Task details >> Write out the material again exactly, please, and omit the pictures.

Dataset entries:

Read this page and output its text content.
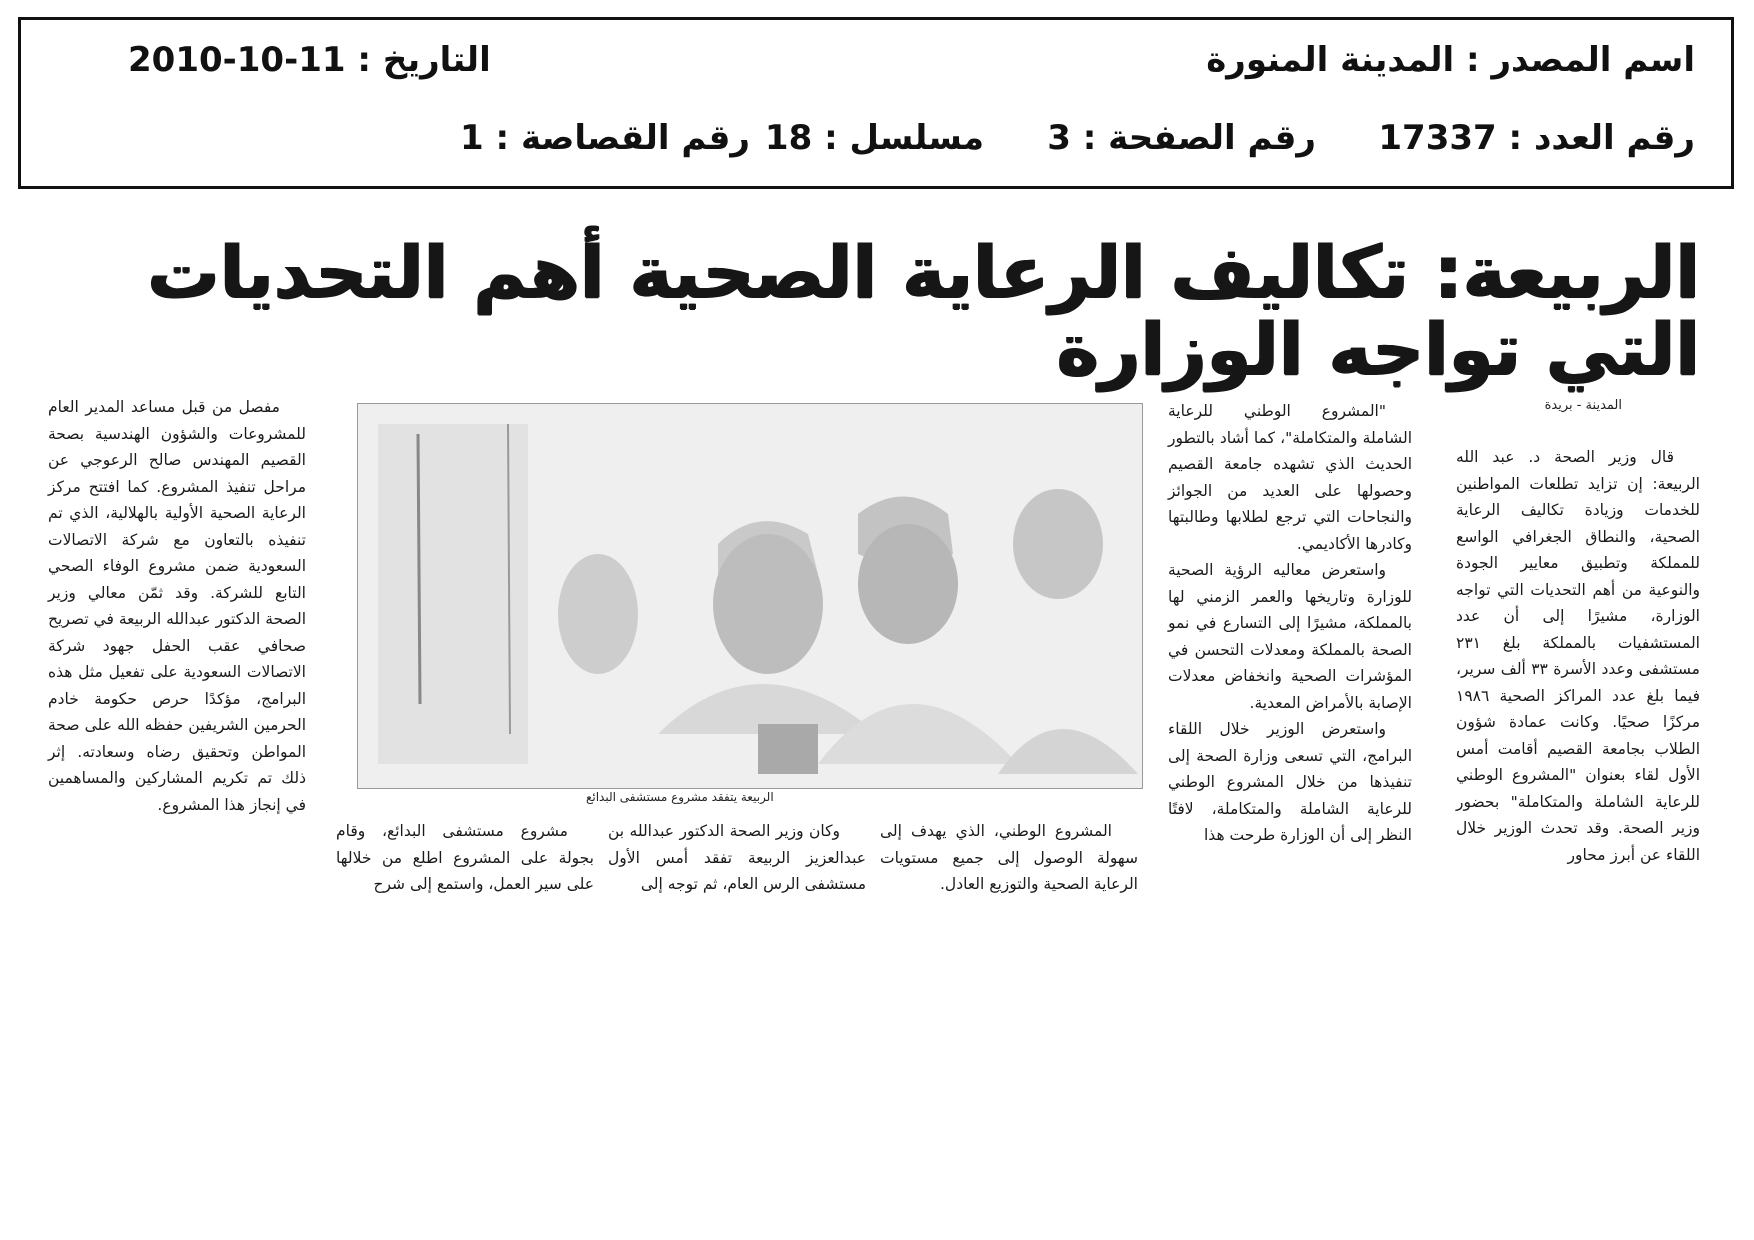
اسم المصدر : المدينة المنورة
التاريخ : 11-10-2010
رقم العدد : 17337
رقم الصفحة : 3
مسلسل : 18
رقم القصاصة : 1
الربيعة: تكاليف الرعاية الصحية أهم التحديات
التي تواجه الوزارة
المدينة - بريدة

قال وزير الصحة د. عبد الله الربيعة: إن تزايد تطلعات المواطنين للخدمات وزيادة تكاليف الرعاية الصحية، والنطاق الجغرافي الواسع للمملكة وتطبيق معايير الجودة والنوعية من أهم التحديات التي تواجه الوزارة، مشيرًا إلى أن عدد المستشفيات بالمملكة بلغ ٢٣١ مستشفى وعدد الأسرة ٣٣ ألف سرير، فيما بلغ عدد المراكز الصحية ١٩٨٦ مركزًا صحيًا. وكانت عمادة شؤون الطلاب بجامعة القصيم أقامت أمس الأول لقاء بعنوان "المشروع الوطني للرعاية الشاملة والمتكاملة" بحضور وزير الصحة. وقد تحدث الوزير خلال اللقاء عن أبرز محاور

"المشروع الوطني للرعاية الشاملة والمتكاملة"، كما أشاد بالتطور الحديث الذي تشهده جامعة القصيم وحصولها على العديد من الجوائز والنجاحات التي ترجع لطلابها وطالبتها وكادرها الأكاديمي.

واستعرض معاليه الرؤية الصحية للوزارة وتاريخها والعمر الزمني لها بالمملكة، مشيرًا إلى التسارع في نمو الصحة بالمملكة ومعدلات التحسن في المؤشرات الصحية وانخفاض معدلات الإصابة بالأمراض المعدية.

واستعرض الوزير خلال اللقاء البرامج، التي تسعى وزارة الصحة إلى تنفيذها من خلال المشروع الوطني للرعاية الشاملة والمتكاملة، لافتًا النظر إلى أن الوزارة طرحت هذا

الربيعة يتفقد مشروع مستشفى البدائع

المشروع الوطني، الذي يهدف إلى سهولة الوصول إلى جميع مستويات الرعاية الصحية والتوزيع العادل.

وكان وزير الصحة الدكتور عبدالله بن عبدالعزيز الربيعة تفقد أمس الأول مستشفى الرس العام، ثم توجه إلى

مشروع مستشفى البدائع، وقام بجولة على المشروع اطلع من خلالها على سير العمل، واستمع إلى شرح

مفصل من قبل مساعد المدير العام للمشروعات والشؤون الهندسية بصحة القصيم المهندس صالح الرعوجي عن مراحل تنفيذ المشروع. كما افتتح مركز الرعاية الصحية الأولية بالهلالية، الذي تم تنفيذه بالتعاون مع شركة الاتصالات السعودية ضمن مشروع الوفاء الصحي التابع للشركة. وقد ثمّن معالي وزير الصحة الدكتور عبدالله الربيعة في تصريح صحافي عقب الحفل جهود شركة الاتصالات السعودية على تفعيل مثل هذه البرامج، مؤكدًا حرص حكومة خادم الحرمين الشريفين حفظه الله على صحة المواطن وتحقيق رضاه وسعادته. إثر ذلك تم تكريم المشاركين والمساهمين في إنجاز هذا المشروع.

Response >>
Read this page and output its text content.
اسم المصدر : المدينة المنورة
التاريخ : 11-10-2010
رقم العدد : 17337
رقم الصفحة : 3
مسلسل : 18
رقم القصاصة : 1
الربيعة: تكاليف الرعاية الصحية أهم التحديات
التي تواجه الوزارة
المدينة - بريدة

قال وزير الصحة د. عبد الله الربيعة: إن تزايد تطلعات المواطنين للخدمات وزيادة تكاليف الرعاية الصحية، والنطاق الجغرافي الواسع للمملكة وتطبيق معايير الجودة والنوعية من أهم التحديات التي تواجه الوزارة، مشيرًا إلى أن عدد المستشفيات بالمملكة بلغ ٢٣١ مستشفى وعدد الأسرة ٣٣ ألف سرير، فيما بلغ عدد المراكز الصحية ١٩٨٦ مركزًا صحيًا. وكانت عمادة شؤون الطلاب بجامعة القصيم أقامت أمس الأول لقاء بعنوان "المشروع الوطني للرعاية الشاملة والمتكاملة" بحضور وزير الصحة. وقد تحدث الوزير خلال اللقاء عن أبرز محاور

"المشروع الوطني للرعاية الشاملة والمتكاملة"، كما أشاد بالتطور الحديث الذي تشهده جامعة القصيم وحصولها على العديد من الجوائز والنجاحات التي ترجع لطلابها وطالبتها وكادرها الأكاديمي.

واستعرض معاليه الرؤية الصحية للوزارة وتاريخها والعمر الزمني لها بالمملكة، مشيرًا إلى التسارع في نمو الصحة بالمملكة ومعدلات التحسن في المؤشرات الصحية وانخفاض معدلات الإصابة بالأمراض المعدية.

واستعرض الوزير خلال اللقاء البرامج، التي تسعى وزارة الصحة إلى تنفيذها من خلال المشروع الوطني للرعاية الشاملة والمتكاملة، لافتًا النظر إلى أن الوزارة طرحت هذا

الربيعة يتفقد مشروع مستشفى البدائع

المشروع الوطني، الذي يهدف إلى سهولة الوصول إلى جميع مستويات الرعاية الصحية والتوزيع العادل.

وكان وزير الصحة الدكتور عبدالله بن عبدالعزيز الربيعة تفقد أمس الأول مستشفى الرس العام، ثم توجه إلى

مشروع مستشفى البدائع، وقام بجولة على المشروع اطلع من خلالها على سير العمل، واستمع إلى شرح

مفصل من قبل مساعد المدير العام للمشروعات والشؤون الهندسية بصحة القصيم المهندس صالح الرعوجي عن مراحل تنفيذ المشروع. كما افتتح مركز الرعاية الصحية الأولية بالهلالية، الذي تم تنفيذه بالتعاون مع شركة الاتصالات السعودية ضمن مشروع الوفاء الصحي التابع للشركة. وقد ثمّن معالي وزير الصحة الدكتور عبدالله الربيعة في تصريح صحافي عقب الحفل جهود شركة الاتصالات السعودية على تفعيل مثل هذه البرامج، مؤكدًا حرص حكومة خادم الحرمين الشريفين حفظه الله على صحة المواطن وتحقيق رضاه وسعادته. إثر ذلك تم تكريم المشاركين والمساهمين في إنجاز هذا المشروع.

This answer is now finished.